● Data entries
•••
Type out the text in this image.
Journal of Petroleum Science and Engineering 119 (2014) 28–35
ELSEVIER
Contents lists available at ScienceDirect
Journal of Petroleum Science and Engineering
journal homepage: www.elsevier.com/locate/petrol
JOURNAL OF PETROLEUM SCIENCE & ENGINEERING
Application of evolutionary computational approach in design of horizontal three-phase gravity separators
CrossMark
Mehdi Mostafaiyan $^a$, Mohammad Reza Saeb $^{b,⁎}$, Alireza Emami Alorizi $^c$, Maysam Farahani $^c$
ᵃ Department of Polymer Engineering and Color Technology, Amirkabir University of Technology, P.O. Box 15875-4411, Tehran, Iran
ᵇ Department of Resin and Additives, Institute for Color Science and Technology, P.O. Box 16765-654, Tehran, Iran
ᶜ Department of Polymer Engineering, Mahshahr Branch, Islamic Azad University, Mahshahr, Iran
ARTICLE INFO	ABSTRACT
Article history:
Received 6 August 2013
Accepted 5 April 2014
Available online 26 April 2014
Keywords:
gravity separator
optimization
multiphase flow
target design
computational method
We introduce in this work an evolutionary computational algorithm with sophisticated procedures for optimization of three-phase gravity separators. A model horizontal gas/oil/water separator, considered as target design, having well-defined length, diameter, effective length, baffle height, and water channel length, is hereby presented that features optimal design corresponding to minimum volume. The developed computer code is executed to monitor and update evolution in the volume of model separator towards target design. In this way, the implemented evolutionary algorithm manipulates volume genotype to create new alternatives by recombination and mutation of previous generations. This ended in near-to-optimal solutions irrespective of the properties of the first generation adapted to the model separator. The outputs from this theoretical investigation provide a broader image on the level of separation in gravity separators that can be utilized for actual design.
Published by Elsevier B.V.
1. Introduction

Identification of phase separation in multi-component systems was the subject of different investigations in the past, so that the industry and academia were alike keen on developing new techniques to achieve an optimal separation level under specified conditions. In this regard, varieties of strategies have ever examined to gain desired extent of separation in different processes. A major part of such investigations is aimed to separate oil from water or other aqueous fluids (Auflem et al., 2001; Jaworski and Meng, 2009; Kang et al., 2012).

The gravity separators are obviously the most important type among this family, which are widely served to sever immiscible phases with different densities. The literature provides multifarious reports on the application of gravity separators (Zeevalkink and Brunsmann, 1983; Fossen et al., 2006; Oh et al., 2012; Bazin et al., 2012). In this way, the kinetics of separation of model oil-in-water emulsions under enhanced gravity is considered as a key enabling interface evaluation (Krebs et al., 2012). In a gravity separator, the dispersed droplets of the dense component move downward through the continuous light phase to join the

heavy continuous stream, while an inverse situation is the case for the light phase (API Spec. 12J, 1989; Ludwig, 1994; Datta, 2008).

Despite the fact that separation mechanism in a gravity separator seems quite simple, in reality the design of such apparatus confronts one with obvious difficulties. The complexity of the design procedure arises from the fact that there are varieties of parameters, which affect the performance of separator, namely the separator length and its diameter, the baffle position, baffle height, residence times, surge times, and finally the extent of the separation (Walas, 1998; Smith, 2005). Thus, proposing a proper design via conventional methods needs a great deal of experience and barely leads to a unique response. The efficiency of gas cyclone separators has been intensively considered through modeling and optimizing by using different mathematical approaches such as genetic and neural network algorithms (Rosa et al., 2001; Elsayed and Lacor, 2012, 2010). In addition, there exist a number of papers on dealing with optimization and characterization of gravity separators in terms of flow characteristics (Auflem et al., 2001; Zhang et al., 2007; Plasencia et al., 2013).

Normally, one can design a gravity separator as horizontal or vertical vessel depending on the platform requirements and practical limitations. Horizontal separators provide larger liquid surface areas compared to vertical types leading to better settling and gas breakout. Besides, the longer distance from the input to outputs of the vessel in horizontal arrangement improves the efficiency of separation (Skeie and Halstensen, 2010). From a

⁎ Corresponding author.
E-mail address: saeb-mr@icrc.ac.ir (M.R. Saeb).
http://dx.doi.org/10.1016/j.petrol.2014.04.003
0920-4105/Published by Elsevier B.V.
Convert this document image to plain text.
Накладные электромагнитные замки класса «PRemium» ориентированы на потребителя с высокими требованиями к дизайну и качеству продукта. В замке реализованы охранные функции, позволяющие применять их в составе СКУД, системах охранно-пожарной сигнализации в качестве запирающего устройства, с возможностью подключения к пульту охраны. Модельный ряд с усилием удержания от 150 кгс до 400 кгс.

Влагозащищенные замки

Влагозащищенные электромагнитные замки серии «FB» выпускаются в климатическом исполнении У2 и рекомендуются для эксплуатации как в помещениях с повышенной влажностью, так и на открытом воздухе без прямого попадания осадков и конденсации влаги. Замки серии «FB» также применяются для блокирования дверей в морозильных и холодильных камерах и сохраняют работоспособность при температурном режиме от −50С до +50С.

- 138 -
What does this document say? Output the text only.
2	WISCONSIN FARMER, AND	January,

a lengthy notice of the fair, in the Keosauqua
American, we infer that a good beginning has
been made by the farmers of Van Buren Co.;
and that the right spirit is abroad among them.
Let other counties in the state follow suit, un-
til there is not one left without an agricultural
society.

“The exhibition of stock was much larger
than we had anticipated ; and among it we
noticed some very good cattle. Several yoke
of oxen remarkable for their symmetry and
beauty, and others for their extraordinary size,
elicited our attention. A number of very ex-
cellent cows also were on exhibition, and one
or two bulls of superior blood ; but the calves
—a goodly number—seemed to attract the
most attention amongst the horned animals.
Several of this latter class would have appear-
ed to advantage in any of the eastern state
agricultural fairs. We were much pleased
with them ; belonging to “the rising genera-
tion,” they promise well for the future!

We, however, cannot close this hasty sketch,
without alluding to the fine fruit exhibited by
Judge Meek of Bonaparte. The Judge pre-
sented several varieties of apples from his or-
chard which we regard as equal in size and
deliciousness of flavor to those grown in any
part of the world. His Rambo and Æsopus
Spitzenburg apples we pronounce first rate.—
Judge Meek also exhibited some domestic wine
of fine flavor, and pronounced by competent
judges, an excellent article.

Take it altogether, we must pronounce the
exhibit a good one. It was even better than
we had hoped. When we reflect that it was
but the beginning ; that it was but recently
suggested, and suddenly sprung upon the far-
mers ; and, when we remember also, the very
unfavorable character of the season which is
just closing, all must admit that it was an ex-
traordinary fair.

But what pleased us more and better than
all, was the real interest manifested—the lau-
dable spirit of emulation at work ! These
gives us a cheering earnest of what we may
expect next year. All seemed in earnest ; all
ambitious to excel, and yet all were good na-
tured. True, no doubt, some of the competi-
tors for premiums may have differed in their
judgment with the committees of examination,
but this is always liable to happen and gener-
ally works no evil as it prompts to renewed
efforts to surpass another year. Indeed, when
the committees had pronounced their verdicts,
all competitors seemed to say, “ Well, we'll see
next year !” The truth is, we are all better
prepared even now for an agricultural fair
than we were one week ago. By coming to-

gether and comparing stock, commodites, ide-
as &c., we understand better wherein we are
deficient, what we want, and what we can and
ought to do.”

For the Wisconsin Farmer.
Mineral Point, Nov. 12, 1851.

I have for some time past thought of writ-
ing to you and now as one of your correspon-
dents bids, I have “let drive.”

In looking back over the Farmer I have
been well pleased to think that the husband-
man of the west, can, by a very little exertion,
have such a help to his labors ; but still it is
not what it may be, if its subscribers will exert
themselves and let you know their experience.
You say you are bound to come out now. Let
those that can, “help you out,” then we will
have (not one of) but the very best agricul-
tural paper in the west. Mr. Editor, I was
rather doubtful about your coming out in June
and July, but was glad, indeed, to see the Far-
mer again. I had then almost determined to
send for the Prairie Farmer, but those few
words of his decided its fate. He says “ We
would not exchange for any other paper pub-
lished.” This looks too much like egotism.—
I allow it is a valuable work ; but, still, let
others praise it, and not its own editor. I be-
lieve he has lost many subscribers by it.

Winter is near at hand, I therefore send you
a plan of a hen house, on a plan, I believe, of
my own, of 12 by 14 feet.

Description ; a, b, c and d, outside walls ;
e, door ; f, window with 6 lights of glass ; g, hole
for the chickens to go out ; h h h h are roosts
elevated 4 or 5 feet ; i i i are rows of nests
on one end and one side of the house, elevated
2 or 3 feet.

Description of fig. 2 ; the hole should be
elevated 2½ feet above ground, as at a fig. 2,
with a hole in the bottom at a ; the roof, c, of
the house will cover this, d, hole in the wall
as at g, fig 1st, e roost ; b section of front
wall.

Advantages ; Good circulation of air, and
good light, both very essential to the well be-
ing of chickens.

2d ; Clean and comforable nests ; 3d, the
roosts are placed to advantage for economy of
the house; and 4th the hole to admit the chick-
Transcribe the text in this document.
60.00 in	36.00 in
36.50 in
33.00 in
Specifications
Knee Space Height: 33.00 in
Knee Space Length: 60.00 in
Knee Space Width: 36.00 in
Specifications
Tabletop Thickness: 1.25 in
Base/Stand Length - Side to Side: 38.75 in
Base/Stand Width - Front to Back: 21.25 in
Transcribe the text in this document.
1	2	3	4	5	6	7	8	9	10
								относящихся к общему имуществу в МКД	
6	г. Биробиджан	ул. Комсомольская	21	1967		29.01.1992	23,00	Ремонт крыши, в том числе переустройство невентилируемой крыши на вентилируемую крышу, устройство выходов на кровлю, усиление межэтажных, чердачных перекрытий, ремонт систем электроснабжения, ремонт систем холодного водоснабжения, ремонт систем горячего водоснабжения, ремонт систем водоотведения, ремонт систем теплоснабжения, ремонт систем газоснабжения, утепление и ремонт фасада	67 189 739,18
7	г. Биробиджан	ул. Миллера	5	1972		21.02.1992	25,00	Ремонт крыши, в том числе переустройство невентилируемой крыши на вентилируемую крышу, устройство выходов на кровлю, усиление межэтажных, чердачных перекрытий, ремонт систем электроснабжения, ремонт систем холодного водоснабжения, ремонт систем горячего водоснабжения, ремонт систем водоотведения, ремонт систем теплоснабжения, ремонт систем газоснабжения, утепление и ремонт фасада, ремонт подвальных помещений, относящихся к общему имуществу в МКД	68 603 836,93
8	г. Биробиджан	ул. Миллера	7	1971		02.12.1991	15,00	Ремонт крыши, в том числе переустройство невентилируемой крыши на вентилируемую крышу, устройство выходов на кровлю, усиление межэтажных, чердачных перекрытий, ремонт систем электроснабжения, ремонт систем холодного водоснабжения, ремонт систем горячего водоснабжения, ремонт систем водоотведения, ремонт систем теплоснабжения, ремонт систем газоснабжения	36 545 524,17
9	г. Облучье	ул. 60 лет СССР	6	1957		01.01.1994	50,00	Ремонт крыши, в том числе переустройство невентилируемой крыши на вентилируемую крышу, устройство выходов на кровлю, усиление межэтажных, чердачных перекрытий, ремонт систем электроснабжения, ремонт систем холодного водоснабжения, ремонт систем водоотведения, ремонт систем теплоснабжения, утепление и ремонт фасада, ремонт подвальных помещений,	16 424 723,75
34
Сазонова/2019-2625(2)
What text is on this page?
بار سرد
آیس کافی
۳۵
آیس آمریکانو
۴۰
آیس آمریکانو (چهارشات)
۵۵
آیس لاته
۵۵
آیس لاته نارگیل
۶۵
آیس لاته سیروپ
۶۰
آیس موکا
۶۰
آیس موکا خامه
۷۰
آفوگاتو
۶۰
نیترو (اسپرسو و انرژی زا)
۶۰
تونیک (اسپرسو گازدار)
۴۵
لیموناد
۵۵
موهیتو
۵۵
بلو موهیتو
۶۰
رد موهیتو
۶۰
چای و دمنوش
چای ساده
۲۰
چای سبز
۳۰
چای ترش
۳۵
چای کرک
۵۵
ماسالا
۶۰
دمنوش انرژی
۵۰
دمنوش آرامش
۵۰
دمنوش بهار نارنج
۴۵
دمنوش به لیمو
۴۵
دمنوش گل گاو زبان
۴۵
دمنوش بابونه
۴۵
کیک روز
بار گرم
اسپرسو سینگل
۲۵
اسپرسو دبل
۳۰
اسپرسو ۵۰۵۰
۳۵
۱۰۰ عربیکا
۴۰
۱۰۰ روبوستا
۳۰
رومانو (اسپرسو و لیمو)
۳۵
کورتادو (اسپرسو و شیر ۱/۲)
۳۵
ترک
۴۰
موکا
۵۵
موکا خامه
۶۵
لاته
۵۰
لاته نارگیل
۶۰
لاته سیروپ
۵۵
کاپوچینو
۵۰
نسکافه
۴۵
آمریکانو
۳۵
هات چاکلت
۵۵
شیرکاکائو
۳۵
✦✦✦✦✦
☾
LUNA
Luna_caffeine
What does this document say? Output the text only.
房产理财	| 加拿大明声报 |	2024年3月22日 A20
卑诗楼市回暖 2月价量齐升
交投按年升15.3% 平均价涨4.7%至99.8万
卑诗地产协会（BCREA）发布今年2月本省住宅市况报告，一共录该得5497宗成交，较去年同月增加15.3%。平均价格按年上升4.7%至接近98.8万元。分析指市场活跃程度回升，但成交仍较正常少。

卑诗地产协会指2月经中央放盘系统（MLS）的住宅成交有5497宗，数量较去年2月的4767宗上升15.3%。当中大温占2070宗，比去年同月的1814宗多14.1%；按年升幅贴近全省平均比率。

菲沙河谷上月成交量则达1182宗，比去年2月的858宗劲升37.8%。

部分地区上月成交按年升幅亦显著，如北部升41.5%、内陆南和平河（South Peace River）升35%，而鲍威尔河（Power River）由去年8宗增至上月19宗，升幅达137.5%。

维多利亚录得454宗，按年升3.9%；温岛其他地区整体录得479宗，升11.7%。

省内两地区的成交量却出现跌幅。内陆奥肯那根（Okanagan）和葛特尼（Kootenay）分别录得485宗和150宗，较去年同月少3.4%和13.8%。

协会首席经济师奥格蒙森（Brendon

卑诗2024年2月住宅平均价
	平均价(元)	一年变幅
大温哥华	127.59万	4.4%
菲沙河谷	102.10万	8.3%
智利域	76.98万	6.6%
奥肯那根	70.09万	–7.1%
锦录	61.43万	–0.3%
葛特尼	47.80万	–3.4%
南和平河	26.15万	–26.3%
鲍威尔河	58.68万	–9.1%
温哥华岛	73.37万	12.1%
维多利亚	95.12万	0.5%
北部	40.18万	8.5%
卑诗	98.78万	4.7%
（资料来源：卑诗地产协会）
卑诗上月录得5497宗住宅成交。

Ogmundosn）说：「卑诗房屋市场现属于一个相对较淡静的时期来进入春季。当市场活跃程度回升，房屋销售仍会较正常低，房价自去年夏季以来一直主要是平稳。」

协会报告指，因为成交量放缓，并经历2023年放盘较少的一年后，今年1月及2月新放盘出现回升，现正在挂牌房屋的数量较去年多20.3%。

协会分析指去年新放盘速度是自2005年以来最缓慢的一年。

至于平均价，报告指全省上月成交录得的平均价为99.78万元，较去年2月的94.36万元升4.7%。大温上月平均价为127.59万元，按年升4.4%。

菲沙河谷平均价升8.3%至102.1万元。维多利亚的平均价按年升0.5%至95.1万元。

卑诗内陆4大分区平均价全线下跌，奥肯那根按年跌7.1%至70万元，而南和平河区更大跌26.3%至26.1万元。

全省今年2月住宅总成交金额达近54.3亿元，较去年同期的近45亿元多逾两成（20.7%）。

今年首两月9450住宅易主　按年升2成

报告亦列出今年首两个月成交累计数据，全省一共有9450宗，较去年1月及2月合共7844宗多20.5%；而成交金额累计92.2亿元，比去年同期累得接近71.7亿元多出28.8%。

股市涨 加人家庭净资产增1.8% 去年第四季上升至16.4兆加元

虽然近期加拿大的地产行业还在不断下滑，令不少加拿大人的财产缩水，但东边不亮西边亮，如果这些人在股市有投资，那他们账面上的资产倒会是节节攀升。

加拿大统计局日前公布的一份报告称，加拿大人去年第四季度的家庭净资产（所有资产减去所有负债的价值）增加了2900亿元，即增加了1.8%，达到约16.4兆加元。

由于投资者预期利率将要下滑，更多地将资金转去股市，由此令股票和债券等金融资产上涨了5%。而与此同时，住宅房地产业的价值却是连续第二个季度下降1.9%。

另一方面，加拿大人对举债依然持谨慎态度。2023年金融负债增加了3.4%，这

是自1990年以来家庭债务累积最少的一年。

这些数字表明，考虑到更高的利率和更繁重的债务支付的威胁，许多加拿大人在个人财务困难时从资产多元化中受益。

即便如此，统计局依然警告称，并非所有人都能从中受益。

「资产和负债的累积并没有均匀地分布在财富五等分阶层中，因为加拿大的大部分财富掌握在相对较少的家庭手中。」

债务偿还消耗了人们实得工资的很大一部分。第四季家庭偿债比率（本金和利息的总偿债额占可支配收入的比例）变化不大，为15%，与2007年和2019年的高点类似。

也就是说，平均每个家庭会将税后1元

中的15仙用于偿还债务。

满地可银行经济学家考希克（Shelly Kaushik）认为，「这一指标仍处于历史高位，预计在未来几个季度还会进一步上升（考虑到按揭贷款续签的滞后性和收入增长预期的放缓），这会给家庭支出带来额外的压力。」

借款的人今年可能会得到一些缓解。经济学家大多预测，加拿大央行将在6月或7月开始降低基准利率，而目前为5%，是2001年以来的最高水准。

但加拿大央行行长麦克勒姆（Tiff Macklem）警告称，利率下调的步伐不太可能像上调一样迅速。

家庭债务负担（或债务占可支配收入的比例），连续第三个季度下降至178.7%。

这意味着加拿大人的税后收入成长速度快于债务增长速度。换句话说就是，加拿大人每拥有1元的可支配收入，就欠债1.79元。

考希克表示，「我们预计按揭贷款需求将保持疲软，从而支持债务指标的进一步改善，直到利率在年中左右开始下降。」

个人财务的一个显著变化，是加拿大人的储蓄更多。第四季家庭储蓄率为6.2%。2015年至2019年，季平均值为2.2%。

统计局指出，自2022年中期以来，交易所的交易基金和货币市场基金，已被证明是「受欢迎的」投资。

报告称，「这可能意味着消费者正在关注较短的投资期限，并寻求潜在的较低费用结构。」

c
•••
● Requirements
Copy out every line from the records that has the word "much".

● Response
“The exhibition of stock was much larger
agricultural fairs. We were much pleased
lished.” This looks too much like egotism.—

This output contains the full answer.